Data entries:
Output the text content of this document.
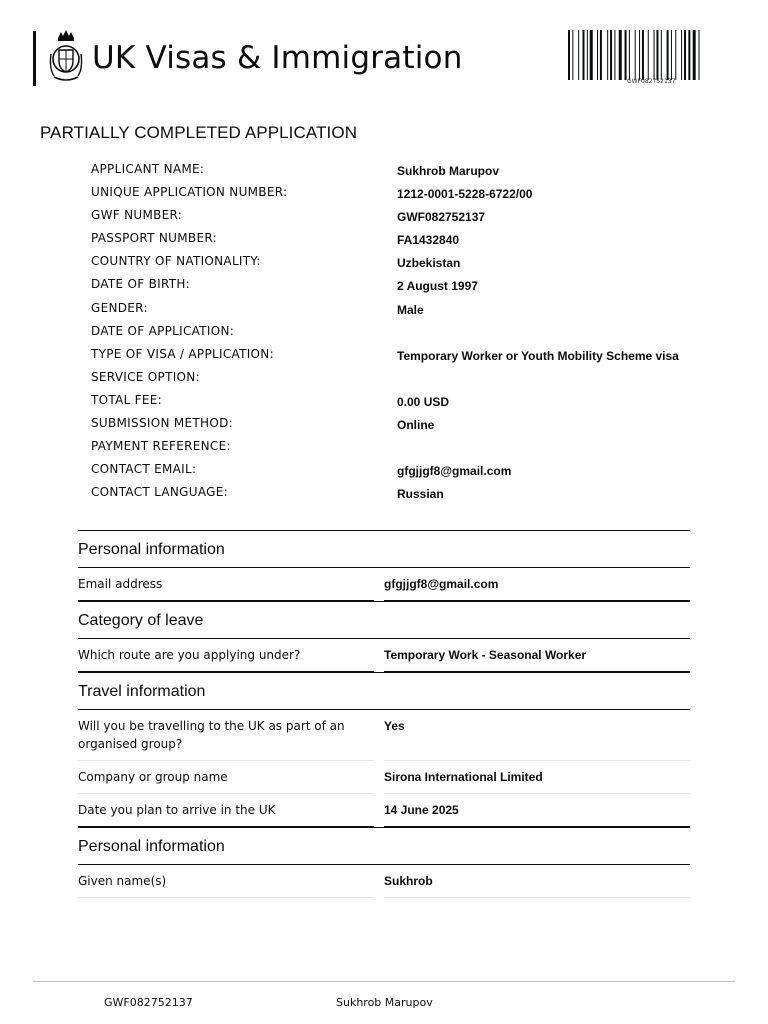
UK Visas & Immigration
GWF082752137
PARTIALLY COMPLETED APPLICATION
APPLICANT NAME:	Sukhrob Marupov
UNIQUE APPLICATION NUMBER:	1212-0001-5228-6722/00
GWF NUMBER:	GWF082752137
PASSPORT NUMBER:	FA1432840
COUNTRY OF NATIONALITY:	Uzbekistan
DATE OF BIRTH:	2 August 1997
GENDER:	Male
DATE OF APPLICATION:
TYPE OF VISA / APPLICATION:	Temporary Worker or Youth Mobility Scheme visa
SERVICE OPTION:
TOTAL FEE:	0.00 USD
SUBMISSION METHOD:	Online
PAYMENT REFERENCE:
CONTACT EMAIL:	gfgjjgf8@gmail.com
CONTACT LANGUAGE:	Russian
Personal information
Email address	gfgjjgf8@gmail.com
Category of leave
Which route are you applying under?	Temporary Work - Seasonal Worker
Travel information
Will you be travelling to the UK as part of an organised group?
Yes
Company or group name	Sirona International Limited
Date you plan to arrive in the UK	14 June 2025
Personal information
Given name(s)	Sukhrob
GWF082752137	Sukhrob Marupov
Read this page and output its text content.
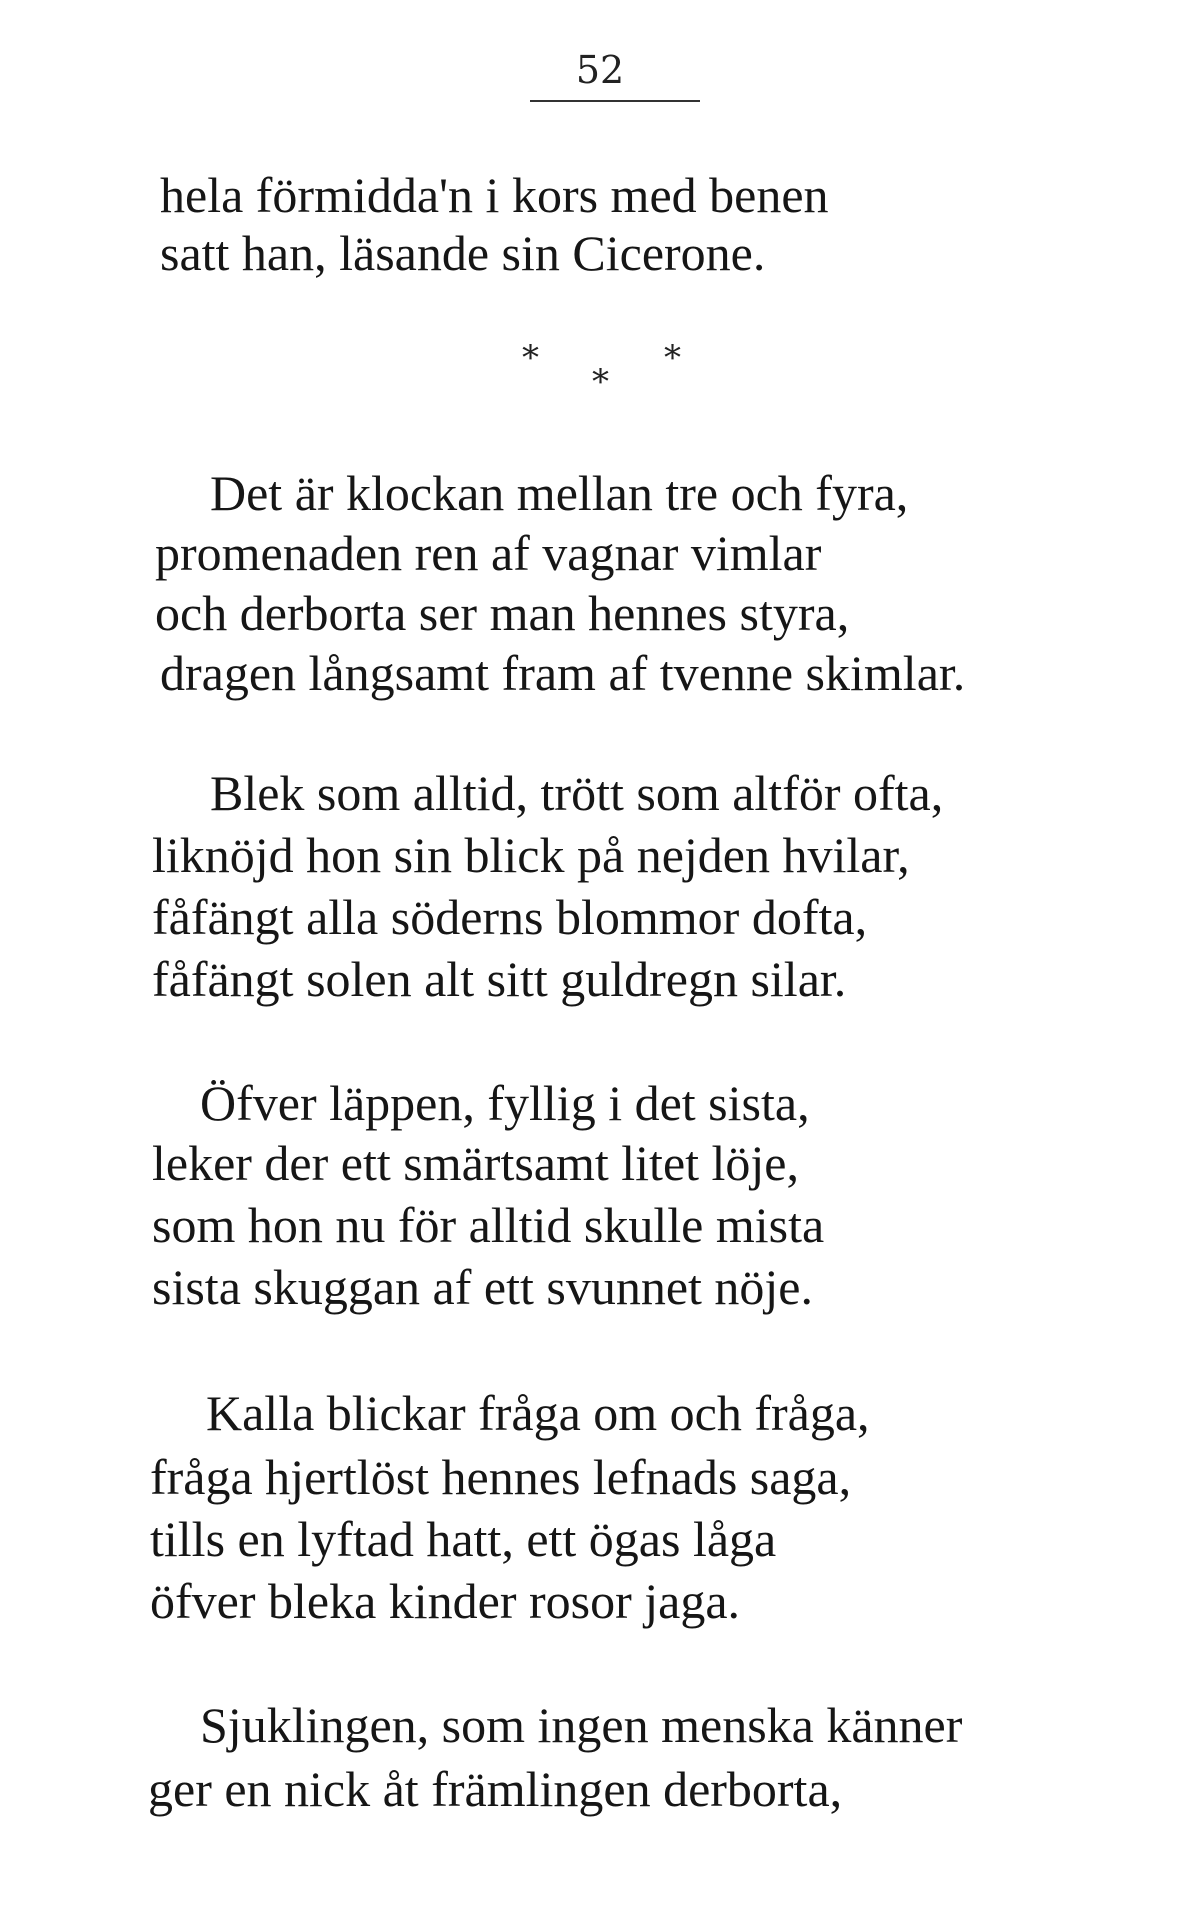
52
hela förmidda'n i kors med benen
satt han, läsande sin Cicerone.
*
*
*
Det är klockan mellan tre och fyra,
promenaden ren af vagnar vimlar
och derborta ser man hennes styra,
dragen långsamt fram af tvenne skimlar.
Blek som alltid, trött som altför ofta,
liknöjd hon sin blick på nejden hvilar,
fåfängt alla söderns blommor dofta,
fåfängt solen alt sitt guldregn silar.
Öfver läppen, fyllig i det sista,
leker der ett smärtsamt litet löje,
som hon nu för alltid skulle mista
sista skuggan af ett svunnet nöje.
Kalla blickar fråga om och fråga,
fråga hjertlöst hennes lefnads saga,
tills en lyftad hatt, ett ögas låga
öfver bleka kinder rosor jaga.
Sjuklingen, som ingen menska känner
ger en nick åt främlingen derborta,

...

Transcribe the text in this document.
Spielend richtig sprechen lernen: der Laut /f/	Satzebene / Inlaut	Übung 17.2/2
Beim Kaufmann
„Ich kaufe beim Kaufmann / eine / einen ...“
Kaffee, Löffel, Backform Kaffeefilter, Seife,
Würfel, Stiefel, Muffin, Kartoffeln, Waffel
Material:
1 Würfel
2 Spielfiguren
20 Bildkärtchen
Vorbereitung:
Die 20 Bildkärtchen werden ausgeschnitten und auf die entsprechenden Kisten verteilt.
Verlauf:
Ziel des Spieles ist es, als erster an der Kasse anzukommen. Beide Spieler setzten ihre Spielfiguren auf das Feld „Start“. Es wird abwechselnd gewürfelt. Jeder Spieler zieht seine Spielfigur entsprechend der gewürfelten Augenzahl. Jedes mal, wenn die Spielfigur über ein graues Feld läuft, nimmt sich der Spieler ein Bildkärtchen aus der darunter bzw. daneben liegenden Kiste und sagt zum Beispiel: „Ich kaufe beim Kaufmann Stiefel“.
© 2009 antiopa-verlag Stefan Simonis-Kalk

==

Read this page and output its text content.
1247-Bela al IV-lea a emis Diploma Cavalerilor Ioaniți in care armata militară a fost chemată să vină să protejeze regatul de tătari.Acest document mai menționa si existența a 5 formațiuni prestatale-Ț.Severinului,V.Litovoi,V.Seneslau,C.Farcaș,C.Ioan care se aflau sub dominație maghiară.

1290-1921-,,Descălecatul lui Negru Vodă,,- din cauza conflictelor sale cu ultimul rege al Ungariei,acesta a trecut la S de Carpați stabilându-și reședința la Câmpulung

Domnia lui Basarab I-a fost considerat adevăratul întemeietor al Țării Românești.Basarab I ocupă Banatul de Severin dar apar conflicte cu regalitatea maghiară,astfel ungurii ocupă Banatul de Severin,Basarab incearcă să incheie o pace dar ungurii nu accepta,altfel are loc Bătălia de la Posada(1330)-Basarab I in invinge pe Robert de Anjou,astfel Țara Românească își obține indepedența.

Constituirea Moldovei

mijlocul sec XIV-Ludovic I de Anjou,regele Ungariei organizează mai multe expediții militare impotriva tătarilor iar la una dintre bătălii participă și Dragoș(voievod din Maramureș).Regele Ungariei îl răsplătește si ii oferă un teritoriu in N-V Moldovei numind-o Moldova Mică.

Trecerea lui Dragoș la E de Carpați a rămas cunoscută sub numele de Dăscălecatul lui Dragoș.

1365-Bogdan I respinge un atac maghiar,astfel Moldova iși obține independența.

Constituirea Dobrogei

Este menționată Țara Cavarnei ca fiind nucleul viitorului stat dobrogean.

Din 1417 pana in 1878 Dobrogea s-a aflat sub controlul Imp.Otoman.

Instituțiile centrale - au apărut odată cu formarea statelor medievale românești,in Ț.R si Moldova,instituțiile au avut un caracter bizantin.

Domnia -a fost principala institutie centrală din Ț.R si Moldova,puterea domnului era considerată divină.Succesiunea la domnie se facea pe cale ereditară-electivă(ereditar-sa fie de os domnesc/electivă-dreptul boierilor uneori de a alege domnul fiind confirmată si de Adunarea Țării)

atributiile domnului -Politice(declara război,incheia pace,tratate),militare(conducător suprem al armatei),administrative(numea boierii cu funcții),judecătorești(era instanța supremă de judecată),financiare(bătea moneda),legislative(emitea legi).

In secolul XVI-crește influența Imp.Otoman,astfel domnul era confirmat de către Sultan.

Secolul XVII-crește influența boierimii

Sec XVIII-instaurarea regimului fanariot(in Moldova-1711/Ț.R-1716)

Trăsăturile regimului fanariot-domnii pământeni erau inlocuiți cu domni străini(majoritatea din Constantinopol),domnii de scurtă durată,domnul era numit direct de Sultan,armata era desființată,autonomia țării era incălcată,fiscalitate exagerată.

**SET EXERCISE:** Pick out every line above that holds the word "this" and copy it.

**RIGHT ANSWER:**
Output the text content of this document.
Read this page and output its text content.
Transcribe the text in this document.
Read this page and output its text content.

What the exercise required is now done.